#### Texto da página
---------------

Austrália reduz acesso de menores às redes sociais
Quase seis meses após entrar em vigor, a proibição do uso de redes sociais por menores de 16 anos na Austrália já apresenta impactos no comportamento de crianças e adolescentes. Brasileiros que vivem no país relatam uma redução no uso dessas plataformas entre os jovens, embora admitam que ainda existem formas de contornar as restrições. O bloqueio levou milhões de contas de usuários menores de idade a serem removidas, mas mecanismos como declarações falsas de idade, uso de contas de adultos e ferramentas para mascarar a localização continuam sendo utilizados por alguns adolescentes.
Relatos de famílias brasileiras apontam que a eficácia da medida varia entre as plataformas. Aplicativos que utilizam tecnologias mais rigorosas de verificação de idade, como reconhecimento facial, têm apresentado maior dificuldade para serem burlados. Apesar disso, muitos jovens ainda conseguem acessar determinados serviços digitais. Enquanto alguns adolescentes afirmam que a redução do tempo nas redes ajudou no desenvolvimento de uma identidade mais autêntica e menos influenciada por padrões online, outros relatam dificuldades de interação social e sensação de exclusão em grupos de amigos que continuam utilizando essas ferramentas.
O debate sobre a restrição do acesso às redes sociais por menores também avança em diversos países. Além da Austrália, nações como Indonésia, Malásia, Dinamarca, França e Reino Unido discutem ou já adotaram medidas semelhantes. No Brasil, o ECA Digital já estabelece regras para proteção de crianças e adolescentes no ambiente virtual, incluindo mecanismos de controle parental e verificação de idade. Ainda assim, propostas para proibir o acesso de menores de 16 anos às redes sociais seguem em discussão no Congresso Nacional.

---------------

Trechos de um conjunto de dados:
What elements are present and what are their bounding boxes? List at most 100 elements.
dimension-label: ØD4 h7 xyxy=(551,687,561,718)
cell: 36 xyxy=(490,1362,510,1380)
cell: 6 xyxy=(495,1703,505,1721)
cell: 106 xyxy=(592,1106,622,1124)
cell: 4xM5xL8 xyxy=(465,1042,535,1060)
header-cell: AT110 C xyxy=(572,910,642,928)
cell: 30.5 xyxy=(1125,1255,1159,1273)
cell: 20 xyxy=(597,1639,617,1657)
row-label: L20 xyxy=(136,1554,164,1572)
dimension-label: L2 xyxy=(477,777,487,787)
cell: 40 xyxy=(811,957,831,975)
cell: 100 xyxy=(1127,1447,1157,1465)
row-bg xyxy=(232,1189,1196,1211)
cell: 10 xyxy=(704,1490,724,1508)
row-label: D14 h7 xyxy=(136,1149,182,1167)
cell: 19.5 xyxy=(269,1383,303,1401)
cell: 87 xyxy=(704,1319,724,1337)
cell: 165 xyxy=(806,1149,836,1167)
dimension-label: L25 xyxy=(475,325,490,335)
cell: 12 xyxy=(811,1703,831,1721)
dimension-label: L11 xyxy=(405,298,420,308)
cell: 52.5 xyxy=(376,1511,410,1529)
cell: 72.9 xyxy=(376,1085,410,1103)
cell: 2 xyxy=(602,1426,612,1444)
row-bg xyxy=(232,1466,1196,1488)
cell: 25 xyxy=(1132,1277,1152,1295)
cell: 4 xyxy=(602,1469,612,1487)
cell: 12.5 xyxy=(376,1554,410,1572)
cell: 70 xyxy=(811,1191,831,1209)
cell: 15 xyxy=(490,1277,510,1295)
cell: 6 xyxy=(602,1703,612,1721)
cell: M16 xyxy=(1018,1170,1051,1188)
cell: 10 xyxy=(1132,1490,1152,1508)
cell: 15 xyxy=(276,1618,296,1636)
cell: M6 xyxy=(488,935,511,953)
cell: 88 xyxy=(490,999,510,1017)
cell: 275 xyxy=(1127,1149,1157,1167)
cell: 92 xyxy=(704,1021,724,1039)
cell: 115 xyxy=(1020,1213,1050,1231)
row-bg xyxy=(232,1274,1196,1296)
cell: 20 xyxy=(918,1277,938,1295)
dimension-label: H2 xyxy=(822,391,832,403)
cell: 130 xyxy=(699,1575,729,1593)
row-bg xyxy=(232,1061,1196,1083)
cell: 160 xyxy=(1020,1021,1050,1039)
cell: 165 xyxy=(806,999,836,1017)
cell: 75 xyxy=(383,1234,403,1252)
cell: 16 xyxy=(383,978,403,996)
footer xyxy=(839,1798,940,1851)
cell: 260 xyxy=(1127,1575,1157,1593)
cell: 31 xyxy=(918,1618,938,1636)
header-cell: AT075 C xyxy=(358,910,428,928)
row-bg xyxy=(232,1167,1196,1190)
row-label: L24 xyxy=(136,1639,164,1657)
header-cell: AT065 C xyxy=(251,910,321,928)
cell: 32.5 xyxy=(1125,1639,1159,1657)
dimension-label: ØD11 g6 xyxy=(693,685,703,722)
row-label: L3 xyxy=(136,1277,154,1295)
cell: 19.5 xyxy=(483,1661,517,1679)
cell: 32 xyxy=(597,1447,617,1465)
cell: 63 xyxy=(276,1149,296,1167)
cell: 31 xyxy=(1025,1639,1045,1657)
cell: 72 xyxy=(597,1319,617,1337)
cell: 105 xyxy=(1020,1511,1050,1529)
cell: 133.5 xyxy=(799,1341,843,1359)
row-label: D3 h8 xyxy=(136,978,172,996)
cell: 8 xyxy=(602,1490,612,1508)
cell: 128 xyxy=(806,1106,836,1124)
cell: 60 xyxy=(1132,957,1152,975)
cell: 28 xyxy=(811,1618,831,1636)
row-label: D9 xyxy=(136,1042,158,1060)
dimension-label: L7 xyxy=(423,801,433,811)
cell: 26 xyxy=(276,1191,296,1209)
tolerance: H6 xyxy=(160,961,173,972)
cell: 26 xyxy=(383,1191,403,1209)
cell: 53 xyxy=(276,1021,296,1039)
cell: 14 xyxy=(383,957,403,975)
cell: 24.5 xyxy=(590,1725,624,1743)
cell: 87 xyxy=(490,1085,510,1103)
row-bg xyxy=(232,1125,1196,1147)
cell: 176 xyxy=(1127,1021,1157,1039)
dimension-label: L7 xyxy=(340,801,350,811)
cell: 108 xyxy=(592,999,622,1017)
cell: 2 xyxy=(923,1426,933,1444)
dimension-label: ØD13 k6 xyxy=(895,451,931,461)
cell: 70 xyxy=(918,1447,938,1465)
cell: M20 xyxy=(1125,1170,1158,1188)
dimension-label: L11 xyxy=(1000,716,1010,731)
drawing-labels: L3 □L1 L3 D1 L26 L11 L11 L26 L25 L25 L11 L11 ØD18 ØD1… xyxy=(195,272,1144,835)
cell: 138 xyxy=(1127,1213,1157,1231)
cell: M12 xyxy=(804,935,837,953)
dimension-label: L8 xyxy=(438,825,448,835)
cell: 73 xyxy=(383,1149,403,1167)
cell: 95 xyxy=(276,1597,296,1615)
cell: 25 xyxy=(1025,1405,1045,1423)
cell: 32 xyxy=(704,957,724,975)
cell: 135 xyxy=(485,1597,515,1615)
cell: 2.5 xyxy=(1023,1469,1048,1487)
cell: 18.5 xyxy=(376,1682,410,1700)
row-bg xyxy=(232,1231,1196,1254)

---------------

#### Suas instruções
Além da Austrália, que países o texto sobre a restrição das redes sociais a menores aponta como nações que discutem ou já adotaram medidas semelhantes? Liste todos.

#### Solução do exercício
Indonésia, Malásia, Dinamarca, França e Reino Unido.